**WRITTEN PROBLEM**
Find every line below that contains the word "title" and copy it out.

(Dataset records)
^^^^^^^^

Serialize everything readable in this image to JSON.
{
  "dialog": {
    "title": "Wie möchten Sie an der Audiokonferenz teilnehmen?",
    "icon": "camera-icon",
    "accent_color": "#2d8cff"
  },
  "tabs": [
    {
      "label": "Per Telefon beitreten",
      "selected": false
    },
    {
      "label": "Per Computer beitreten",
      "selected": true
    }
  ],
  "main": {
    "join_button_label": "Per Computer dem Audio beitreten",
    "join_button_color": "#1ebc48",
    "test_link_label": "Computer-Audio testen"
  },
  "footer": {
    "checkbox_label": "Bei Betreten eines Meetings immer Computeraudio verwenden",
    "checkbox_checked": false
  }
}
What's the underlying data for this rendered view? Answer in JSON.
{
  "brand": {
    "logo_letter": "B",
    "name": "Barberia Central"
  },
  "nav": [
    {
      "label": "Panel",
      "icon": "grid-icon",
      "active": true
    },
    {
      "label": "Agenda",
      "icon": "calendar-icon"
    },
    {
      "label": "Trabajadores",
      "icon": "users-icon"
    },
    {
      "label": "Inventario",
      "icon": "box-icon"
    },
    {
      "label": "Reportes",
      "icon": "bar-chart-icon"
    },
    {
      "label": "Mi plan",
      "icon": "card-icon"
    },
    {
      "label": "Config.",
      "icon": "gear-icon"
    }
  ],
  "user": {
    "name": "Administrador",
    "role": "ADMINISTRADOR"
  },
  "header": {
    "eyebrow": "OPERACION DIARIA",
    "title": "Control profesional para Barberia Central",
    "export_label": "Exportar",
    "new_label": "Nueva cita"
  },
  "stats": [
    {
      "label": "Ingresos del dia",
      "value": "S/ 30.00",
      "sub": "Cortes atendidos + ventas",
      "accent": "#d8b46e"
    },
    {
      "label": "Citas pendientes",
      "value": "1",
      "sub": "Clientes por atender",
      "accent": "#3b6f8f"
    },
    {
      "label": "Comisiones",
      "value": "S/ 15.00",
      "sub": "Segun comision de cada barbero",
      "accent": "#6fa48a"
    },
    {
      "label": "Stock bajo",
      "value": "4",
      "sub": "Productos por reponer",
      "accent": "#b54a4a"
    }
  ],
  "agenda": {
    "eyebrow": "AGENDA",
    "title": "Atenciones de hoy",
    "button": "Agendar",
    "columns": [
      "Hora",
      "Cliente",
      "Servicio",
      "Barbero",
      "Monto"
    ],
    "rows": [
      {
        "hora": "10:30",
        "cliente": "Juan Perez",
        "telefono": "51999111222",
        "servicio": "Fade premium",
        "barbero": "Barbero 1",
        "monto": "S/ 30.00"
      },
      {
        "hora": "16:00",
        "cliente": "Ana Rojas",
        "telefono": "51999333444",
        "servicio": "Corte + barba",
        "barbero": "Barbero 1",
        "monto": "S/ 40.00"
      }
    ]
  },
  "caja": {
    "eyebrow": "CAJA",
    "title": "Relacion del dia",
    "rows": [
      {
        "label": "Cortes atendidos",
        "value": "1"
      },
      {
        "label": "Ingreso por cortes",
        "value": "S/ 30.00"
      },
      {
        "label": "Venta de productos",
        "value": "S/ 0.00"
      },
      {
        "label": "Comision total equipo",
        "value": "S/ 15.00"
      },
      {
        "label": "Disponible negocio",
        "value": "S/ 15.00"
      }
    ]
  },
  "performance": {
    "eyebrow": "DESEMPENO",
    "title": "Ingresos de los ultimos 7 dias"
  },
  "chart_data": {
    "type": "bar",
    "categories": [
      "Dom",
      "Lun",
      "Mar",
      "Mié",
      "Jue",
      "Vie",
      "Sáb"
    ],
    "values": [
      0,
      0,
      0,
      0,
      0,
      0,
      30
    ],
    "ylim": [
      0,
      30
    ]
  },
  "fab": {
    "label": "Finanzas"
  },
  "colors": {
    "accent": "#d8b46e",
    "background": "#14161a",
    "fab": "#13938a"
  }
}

^^^^^^^^

**ANSWER**
    "title": "Wie möchten Sie an der Audiokonferenz teilnehmen?",
    "title": "Control profesional para Barberia Central",
    "title": "Atenciones de hoy",
    "title": "Relacion del dia",
    "title": "Ingresos de los ultimos 7 dias"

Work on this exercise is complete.